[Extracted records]
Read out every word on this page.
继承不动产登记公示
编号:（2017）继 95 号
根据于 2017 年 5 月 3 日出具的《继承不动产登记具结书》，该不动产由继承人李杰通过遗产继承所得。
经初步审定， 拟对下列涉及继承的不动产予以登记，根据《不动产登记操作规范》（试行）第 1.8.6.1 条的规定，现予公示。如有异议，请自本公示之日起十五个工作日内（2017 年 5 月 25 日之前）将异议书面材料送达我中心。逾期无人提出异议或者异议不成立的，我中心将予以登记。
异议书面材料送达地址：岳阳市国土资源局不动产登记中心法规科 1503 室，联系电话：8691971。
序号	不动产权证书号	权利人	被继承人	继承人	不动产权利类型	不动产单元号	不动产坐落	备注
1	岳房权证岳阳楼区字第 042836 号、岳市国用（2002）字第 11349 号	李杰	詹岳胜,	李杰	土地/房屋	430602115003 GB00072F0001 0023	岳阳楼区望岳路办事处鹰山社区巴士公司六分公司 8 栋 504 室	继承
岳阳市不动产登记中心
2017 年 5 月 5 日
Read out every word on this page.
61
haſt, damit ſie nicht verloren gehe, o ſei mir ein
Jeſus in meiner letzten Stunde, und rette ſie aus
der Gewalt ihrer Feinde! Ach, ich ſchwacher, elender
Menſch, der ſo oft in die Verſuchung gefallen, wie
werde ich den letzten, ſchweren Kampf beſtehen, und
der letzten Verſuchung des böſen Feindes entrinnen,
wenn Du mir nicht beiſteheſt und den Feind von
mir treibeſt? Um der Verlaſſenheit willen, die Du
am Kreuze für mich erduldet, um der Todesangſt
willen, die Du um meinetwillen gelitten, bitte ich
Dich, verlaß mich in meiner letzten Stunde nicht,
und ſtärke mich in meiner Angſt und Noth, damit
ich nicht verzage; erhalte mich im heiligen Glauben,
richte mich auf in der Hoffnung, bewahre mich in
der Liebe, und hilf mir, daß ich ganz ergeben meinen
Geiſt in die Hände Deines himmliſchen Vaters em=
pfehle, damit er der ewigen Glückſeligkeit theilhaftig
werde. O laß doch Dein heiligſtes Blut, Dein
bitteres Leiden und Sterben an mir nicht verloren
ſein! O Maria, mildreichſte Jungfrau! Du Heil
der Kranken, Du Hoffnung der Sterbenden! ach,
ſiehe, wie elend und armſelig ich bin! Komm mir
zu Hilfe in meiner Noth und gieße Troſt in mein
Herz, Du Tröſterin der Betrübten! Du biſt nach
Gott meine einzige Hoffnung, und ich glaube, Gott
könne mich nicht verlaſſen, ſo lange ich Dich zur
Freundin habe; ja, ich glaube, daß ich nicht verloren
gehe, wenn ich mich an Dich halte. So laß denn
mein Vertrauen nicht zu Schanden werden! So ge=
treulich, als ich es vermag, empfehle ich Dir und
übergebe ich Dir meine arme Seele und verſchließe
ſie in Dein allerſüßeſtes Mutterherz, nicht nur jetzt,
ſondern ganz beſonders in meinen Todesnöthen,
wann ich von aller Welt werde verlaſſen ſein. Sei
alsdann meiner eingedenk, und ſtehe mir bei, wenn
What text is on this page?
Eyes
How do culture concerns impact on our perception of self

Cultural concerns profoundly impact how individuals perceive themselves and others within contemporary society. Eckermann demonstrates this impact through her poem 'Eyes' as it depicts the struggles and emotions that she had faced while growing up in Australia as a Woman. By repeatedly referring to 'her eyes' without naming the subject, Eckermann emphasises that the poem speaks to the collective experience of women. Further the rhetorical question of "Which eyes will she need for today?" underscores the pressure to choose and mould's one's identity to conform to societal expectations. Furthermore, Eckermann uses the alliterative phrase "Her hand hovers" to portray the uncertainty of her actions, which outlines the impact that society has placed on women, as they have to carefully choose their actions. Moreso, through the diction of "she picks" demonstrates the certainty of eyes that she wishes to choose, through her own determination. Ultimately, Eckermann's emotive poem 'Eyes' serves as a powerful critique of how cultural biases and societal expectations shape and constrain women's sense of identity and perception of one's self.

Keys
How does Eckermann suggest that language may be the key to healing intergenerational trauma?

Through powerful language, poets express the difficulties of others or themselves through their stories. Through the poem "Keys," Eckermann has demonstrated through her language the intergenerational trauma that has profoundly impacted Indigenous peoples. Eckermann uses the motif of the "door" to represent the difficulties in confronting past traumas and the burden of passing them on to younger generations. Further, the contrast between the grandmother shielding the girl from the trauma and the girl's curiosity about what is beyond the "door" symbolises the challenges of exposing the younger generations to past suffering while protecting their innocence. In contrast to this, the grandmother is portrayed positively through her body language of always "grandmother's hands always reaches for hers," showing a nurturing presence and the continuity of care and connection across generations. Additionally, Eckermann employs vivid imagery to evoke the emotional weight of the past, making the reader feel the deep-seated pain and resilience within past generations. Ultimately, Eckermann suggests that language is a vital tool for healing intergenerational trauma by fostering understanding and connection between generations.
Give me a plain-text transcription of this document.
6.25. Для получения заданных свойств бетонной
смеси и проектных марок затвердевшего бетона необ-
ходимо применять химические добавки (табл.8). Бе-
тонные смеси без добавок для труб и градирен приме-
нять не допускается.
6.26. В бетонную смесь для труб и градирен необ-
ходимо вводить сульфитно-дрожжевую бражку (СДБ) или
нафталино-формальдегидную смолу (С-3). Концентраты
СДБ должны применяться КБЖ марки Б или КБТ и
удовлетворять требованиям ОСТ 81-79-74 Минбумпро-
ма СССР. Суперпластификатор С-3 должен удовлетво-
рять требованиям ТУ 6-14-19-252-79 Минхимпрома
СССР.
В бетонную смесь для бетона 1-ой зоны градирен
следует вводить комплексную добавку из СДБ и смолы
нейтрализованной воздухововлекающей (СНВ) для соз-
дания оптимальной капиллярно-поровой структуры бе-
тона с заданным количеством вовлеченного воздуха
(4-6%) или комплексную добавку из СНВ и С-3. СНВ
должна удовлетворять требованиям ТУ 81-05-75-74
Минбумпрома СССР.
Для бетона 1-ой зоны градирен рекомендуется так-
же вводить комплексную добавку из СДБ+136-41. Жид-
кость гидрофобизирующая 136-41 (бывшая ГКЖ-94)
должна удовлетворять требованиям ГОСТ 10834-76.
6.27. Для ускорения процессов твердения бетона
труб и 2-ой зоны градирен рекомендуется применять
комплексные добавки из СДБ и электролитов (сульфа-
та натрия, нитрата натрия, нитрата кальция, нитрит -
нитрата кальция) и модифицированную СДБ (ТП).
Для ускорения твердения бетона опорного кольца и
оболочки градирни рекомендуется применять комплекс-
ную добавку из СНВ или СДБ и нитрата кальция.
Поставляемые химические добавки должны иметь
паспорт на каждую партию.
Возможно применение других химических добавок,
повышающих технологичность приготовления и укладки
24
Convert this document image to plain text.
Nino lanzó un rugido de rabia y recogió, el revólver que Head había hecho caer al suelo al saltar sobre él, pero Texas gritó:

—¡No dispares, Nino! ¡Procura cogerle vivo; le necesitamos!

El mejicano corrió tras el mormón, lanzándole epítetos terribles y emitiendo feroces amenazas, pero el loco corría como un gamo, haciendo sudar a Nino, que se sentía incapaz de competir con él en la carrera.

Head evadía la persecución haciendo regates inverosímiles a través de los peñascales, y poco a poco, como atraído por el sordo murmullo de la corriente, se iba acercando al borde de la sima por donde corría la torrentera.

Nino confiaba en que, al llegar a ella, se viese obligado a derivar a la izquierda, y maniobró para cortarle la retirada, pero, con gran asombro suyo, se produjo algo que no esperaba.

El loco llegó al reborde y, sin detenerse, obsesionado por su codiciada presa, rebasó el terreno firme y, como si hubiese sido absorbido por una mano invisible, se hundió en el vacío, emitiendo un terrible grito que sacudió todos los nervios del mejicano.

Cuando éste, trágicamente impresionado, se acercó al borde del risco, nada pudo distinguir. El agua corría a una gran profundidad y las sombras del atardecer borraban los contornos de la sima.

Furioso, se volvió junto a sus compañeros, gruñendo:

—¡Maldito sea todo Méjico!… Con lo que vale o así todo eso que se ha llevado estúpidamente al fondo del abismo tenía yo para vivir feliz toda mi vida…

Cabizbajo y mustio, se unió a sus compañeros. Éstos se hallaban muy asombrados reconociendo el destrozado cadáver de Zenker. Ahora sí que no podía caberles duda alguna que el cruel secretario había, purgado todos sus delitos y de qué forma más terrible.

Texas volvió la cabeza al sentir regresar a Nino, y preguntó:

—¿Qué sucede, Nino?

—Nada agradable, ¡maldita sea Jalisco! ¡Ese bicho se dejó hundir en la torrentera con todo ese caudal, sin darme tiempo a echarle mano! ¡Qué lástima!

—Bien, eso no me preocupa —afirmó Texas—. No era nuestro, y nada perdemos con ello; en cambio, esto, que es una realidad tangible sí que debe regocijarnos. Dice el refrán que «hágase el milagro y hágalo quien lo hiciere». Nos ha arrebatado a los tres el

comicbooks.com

■ Work to do
Extract every line above containing the word "mano".

■ Solution to the problem
El loco llegó al reborde y, sin detenerse, obsesionado por su codiciada presa, rebasó el terreno firme y, como si hubiese sido absorbido por una mano invisible, se hundió en el vacío, emitiendo un terrible grito que sacudió todos los nervios del mejicano.
—Nada agradable, ¡maldita sea Jalisco! ¡Ese bicho se dejó hundir en la torrentera con todo ese caudal, sin darme tiempo a echarle mano! ¡Qué lástima!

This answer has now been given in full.